▶ _What you have to do_:
Examine the entries below, count the lines holding the string "OBJECTIVES", and respond with the number only.

BEGIN Input

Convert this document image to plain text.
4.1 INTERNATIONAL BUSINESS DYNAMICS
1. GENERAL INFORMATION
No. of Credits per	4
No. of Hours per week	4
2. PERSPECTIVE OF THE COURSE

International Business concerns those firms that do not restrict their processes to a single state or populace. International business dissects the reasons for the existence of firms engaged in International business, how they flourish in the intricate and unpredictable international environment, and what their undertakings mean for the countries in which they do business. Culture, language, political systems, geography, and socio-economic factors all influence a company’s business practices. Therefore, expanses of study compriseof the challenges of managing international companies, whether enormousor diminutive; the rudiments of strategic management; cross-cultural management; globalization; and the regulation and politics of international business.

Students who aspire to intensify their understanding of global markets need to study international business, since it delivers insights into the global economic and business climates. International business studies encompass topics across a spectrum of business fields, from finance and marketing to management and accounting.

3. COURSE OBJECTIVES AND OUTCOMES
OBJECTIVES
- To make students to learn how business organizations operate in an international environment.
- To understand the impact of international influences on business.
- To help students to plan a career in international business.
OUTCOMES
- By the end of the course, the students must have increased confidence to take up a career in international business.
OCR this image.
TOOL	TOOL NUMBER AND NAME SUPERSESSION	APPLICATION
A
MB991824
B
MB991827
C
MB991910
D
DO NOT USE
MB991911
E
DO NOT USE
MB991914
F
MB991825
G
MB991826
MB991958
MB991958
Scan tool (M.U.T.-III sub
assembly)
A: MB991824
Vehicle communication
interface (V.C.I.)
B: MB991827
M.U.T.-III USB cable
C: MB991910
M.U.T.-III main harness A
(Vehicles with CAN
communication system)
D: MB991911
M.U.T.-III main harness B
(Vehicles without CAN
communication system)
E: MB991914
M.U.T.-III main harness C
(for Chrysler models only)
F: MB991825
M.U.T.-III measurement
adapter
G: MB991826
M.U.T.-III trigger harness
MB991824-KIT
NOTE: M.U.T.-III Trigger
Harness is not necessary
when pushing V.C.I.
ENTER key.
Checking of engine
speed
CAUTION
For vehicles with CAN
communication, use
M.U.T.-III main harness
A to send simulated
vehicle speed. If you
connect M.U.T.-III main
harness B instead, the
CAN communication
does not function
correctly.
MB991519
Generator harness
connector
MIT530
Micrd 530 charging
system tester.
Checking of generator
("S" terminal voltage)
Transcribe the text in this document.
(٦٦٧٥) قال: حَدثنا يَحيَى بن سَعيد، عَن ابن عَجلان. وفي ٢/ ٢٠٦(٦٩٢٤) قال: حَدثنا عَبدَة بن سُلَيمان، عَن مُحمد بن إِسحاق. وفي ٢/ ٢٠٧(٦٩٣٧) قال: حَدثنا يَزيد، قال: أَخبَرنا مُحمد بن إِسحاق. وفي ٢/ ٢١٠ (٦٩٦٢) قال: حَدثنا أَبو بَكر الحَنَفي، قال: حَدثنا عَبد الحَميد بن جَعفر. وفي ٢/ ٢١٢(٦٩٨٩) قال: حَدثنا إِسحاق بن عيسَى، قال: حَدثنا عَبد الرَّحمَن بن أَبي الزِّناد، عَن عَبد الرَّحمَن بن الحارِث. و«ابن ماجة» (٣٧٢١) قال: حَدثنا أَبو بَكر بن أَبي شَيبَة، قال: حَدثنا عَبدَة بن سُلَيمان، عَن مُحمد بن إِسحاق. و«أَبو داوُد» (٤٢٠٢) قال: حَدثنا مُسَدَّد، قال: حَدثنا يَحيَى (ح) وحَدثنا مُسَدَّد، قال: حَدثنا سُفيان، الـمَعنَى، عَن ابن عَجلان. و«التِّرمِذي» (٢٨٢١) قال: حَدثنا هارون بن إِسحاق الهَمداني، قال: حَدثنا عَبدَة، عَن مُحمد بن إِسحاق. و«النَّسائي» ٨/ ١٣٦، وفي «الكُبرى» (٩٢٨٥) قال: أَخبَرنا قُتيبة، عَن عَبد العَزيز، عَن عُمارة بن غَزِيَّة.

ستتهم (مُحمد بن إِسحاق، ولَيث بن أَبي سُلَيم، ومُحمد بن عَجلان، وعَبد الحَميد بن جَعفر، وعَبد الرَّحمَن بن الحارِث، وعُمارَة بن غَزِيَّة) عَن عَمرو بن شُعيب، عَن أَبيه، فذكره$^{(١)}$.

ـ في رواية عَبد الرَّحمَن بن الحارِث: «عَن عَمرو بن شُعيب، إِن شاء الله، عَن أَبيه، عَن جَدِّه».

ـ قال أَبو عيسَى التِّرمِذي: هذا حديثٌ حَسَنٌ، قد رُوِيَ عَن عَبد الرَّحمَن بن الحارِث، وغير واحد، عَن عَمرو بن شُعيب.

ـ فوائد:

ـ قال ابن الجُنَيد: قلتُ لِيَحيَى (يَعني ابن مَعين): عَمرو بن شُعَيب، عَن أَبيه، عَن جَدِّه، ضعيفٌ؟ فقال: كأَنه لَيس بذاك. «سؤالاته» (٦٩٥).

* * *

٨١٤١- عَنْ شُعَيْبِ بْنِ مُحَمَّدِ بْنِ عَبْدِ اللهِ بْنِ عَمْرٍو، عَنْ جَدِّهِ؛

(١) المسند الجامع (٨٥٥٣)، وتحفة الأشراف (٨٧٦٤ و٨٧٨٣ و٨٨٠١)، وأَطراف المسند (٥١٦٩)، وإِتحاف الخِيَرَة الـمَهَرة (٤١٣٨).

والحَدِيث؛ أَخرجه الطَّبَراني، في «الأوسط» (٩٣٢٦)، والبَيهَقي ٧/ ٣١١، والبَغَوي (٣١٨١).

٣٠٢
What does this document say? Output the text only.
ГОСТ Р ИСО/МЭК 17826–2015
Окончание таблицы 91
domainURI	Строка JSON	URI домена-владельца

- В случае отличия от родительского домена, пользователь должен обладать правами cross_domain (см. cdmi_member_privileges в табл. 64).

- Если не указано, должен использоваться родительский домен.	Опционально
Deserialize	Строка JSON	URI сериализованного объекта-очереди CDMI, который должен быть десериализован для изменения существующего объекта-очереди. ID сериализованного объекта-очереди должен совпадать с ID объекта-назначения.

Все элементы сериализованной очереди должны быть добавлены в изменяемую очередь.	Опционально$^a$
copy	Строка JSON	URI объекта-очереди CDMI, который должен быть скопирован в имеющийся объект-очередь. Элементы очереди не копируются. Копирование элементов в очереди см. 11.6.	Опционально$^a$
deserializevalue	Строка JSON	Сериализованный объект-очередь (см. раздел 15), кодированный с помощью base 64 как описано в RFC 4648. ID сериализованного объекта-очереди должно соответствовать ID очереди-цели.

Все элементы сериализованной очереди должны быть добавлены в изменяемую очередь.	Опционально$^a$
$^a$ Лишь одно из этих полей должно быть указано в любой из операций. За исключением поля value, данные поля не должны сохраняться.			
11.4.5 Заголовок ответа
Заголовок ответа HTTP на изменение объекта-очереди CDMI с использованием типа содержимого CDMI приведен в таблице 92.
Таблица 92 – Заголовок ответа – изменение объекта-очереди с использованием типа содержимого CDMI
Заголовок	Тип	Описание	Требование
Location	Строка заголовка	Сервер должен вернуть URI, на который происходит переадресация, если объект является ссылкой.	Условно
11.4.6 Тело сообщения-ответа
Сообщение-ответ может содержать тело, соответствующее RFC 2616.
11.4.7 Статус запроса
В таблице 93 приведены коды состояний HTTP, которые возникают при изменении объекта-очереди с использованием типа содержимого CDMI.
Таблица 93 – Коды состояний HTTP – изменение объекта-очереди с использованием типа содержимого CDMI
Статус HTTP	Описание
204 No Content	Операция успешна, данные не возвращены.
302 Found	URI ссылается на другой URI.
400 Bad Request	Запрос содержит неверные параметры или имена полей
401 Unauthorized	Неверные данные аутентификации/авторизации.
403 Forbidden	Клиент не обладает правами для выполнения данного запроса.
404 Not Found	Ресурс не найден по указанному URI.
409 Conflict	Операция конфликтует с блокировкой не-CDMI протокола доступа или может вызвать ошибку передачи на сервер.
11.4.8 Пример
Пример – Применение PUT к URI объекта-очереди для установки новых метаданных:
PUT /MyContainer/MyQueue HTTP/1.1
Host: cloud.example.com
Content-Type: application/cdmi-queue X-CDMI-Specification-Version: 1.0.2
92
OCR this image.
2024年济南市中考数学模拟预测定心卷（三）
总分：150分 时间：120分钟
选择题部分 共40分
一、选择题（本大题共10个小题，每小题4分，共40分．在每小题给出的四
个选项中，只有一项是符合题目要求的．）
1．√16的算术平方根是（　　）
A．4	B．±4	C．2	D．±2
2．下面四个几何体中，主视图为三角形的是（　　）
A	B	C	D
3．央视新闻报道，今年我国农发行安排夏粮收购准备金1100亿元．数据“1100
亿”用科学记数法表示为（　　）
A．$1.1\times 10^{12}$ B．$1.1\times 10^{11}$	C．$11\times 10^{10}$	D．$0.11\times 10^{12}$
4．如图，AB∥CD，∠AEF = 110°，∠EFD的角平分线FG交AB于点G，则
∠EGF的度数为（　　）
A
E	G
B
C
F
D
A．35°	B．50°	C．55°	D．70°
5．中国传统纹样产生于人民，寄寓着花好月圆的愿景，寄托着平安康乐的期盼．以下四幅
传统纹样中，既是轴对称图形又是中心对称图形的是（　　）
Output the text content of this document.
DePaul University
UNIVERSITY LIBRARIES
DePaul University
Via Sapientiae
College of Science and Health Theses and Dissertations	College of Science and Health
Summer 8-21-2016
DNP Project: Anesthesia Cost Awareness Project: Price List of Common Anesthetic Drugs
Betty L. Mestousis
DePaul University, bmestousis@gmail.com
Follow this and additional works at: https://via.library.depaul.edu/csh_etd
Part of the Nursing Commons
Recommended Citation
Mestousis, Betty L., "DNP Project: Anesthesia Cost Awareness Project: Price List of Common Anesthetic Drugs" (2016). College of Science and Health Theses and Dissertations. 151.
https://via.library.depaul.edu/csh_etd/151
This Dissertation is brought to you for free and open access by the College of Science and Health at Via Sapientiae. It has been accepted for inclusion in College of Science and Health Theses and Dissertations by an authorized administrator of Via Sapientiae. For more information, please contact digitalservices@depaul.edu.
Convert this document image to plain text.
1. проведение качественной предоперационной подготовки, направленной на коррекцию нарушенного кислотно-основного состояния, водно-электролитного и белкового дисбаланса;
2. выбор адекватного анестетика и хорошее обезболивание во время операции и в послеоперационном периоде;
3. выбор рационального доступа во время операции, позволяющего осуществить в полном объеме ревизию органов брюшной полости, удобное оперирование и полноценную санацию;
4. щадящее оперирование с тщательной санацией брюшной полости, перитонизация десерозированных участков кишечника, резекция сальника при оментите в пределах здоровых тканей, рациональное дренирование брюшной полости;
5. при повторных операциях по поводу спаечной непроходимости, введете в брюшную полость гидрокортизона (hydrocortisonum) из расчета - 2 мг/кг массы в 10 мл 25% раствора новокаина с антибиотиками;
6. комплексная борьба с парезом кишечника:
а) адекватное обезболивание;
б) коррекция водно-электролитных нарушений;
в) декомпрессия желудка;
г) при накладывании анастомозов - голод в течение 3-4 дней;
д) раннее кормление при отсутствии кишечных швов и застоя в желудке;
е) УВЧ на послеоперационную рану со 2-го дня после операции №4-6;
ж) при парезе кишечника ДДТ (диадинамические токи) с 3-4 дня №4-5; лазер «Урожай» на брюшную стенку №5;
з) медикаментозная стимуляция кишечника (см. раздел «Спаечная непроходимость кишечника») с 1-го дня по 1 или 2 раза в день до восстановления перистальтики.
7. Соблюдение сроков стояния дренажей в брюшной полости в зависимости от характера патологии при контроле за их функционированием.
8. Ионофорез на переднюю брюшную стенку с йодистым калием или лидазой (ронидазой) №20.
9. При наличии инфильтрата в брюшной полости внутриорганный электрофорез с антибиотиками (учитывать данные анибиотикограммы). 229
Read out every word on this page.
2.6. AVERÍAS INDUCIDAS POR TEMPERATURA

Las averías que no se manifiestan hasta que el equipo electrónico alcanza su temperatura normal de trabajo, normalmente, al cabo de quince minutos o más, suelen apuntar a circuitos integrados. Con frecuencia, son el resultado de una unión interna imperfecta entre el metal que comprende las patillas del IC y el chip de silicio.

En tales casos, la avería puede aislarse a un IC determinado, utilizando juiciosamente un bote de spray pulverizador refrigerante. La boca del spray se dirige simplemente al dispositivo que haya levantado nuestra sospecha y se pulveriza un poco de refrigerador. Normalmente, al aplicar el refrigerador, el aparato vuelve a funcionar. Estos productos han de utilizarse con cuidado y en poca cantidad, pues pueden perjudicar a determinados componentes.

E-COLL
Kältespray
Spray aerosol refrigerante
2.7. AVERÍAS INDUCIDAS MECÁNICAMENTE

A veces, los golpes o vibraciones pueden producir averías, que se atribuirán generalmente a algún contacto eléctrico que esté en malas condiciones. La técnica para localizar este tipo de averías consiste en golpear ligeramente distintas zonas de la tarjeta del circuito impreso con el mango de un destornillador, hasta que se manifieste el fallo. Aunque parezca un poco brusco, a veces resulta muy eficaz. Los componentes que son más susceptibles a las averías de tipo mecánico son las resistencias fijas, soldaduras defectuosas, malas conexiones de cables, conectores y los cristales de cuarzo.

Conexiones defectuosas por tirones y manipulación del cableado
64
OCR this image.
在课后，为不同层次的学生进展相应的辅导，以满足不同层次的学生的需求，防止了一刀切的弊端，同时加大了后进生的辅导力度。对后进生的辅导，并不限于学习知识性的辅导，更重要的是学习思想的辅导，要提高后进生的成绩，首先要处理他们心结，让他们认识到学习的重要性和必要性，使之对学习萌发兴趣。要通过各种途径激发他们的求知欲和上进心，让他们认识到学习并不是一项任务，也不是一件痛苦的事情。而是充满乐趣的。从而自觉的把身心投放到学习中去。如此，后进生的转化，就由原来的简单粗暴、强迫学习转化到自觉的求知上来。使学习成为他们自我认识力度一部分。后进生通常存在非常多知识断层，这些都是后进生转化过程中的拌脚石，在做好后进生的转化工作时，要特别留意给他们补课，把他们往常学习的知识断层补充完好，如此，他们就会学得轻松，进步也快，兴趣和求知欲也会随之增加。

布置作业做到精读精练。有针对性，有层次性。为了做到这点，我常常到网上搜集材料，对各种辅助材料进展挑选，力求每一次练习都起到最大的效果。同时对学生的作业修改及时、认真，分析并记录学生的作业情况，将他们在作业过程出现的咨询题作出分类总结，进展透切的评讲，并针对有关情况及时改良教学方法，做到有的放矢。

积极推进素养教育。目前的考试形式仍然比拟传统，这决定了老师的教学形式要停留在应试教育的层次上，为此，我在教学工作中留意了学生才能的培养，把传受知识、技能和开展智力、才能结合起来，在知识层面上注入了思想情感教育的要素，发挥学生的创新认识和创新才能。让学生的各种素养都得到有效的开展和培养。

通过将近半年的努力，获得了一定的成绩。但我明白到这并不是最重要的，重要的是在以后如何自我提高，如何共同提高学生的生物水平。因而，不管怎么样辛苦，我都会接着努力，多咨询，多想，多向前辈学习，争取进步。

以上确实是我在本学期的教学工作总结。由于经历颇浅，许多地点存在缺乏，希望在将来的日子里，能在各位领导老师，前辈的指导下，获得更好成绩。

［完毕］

END Input

▶ _Answer below_:
2